» EXERCISE INSTRUCTIONS:
Set down each line of the data below exactly as it stands, dropping the pictures.
***** ENTRIES SUPPLIED *****
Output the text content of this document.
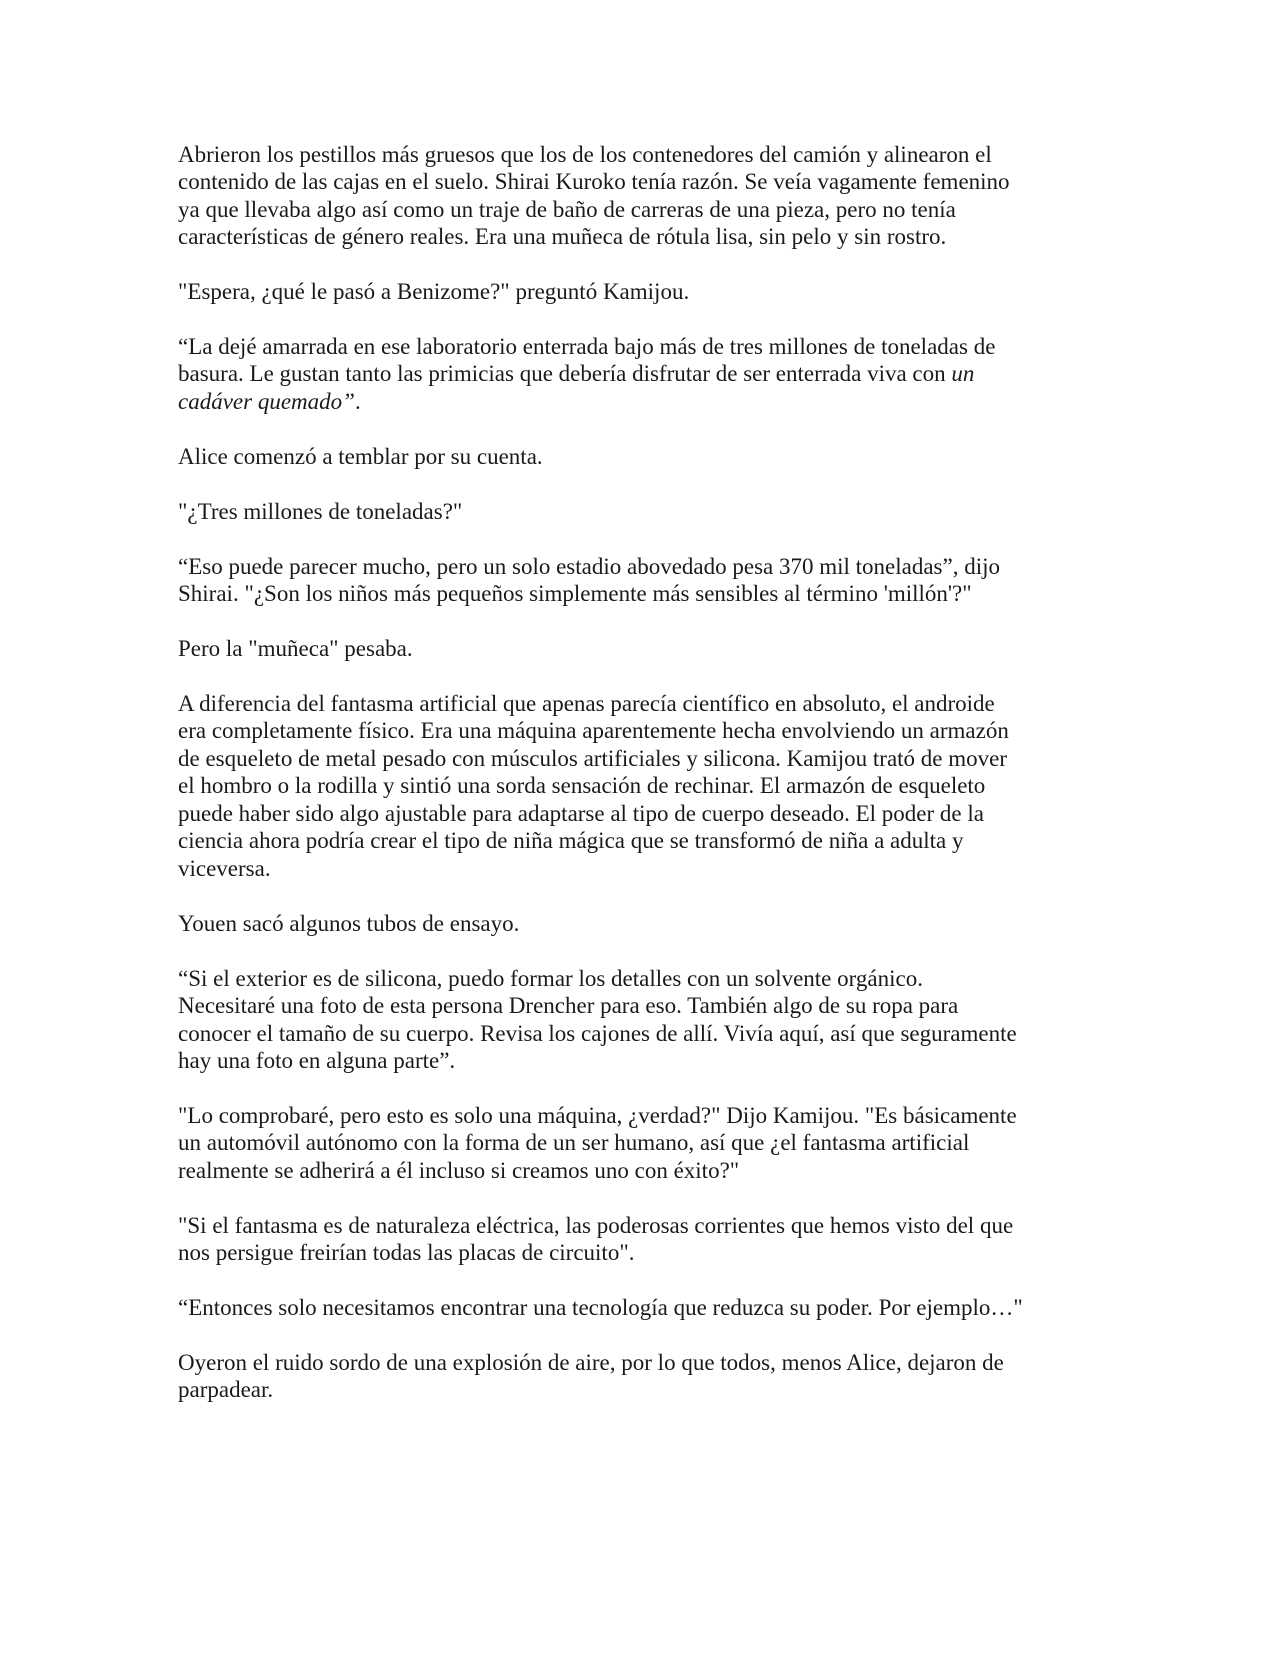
Abrieron los pestillos más gruesos que los de los contenedores del camión y alinearon el
contenido de las cajas en el suelo. Shirai Kuroko tenía razón. Se veía vagamente femenino
ya que llevaba algo así como un traje de baño de carreras de una pieza, pero no tenía
características de género reales. Era una muñeca de rótula lisa, sin pelo y sin rostro.
"Espera, ¿qué le pasó a Benizome?" preguntó Kamijou.
“La dejé amarrada en ese laboratorio enterrada bajo más de tres millones de toneladas de
basura. Le gustan tanto las primicias que debería disfrutar de ser enterrada viva con un
cadáver quemado”.
Alice comenzó a temblar por su cuenta.
"¿Tres millones de toneladas?"
“Eso puede parecer mucho, pero un solo estadio abovedado pesa 370 mil toneladas”, dijo
Shirai. "¿Son los niños más pequeños simplemente más sensibles al término 'millón'?"
Pero la "muñeca" pesaba.
A diferencia del fantasma artificial que apenas parecía científico en absoluto, el androide
era completamente físico. Era una máquina aparentemente hecha envolviendo un armazón
de esqueleto de metal pesado con músculos artificiales y silicona. Kamijou trató de mover
el hombro o la rodilla y sintió una sorda sensación de rechinar. El armazón de esqueleto
puede haber sido algo ajustable para adaptarse al tipo de cuerpo deseado. El poder de la
ciencia ahora podría crear el tipo de niña mágica que se transformó de niña a adulta y
viceversa.
Youen sacó algunos tubos de ensayo.
“Si el exterior es de silicona, puedo formar los detalles con un solvente orgánico.
Necesitaré una foto de esta persona Drencher para eso. También algo de su ropa para
conocer el tamaño de su cuerpo. Revisa los cajones de allí. Vivía aquí, así que seguramente
hay una foto en alguna parte”.
"Lo comprobaré, pero esto es solo una máquina, ¿verdad?" Dijo Kamijou. "Es básicamente
un automóvil autónomo con la forma de un ser humano, así que ¿el fantasma artificial
realmente se adherirá a él incluso si creamos uno con éxito?"
"Si el fantasma es de naturaleza eléctrica, las poderosas corrientes que hemos visto del que
nos persigue freirían todas las placas de circuito".
“Entonces solo necesitamos encontrar una tecnología que reduzca su poder. Por ejemplo…"
Oyeron el ruido sordo de una explosión de aire, por lo que todos, menos Alice, dejaron de
parpadear.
*****
» RESPONSE FOR THIS EXERCISE:
Output the text content of this document.
Abrieron los pestillos más gruesos que los de los contenedores del camión y alinearon el
contenido de las cajas en el suelo. Shirai Kuroko tenía razón. Se veía vagamente femenino
ya que llevaba algo así como un traje de baño de carreras de una pieza, pero no tenía
características de género reales. Era una muñeca de rótula lisa, sin pelo y sin rostro.
"Espera, ¿qué le pasó a Benizome?" preguntó Kamijou.
“La dejé amarrada en ese laboratorio enterrada bajo más de tres millones de toneladas de
basura. Le gustan tanto las primicias que debería disfrutar de ser enterrada viva con un
cadáver quemado”.
Alice comenzó a temblar por su cuenta.
"¿Tres millones de toneladas?"
“Eso puede parecer mucho, pero un solo estadio abovedado pesa 370 mil toneladas”, dijo
Shirai. "¿Son los niños más pequeños simplemente más sensibles al término 'millón'?"
Pero la "muñeca" pesaba.
A diferencia del fantasma artificial que apenas parecía científico en absoluto, el androide
era completamente físico. Era una máquina aparentemente hecha envolviendo un armazón
de esqueleto de metal pesado con músculos artificiales y silicona. Kamijou trató de mover
el hombro o la rodilla y sintió una sorda sensación de rechinar. El armazón de esqueleto
puede haber sido algo ajustable para adaptarse al tipo de cuerpo deseado. El poder de la
ciencia ahora podría crear el tipo de niña mágica que se transformó de niña a adulta y
viceversa.
Youen sacó algunos tubos de ensayo.
“Si el exterior es de silicona, puedo formar los detalles con un solvente orgánico.
Necesitaré una foto de esta persona Drencher para eso. También algo de su ropa para
conocer el tamaño de su cuerpo. Revisa los cajones de allí. Vivía aquí, así que seguramente
hay una foto en alguna parte”.
"Lo comprobaré, pero esto es solo una máquina, ¿verdad?" Dijo Kamijou. "Es básicamente
un automóvil autónomo con la forma de un ser humano, así que ¿el fantasma artificial
realmente se adherirá a él incluso si creamos uno con éxito?"
"Si el fantasma es de naturaleza eléctrica, las poderosas corrientes que hemos visto del que
nos persigue freirían todas las placas de circuito".
“Entonces solo necesitamos encontrar una tecnología que reduzca su poder. Por ejemplo…"
Oyeron el ruido sordo de una explosión de aire, por lo que todos, menos Alice, dejaron de
parpadear.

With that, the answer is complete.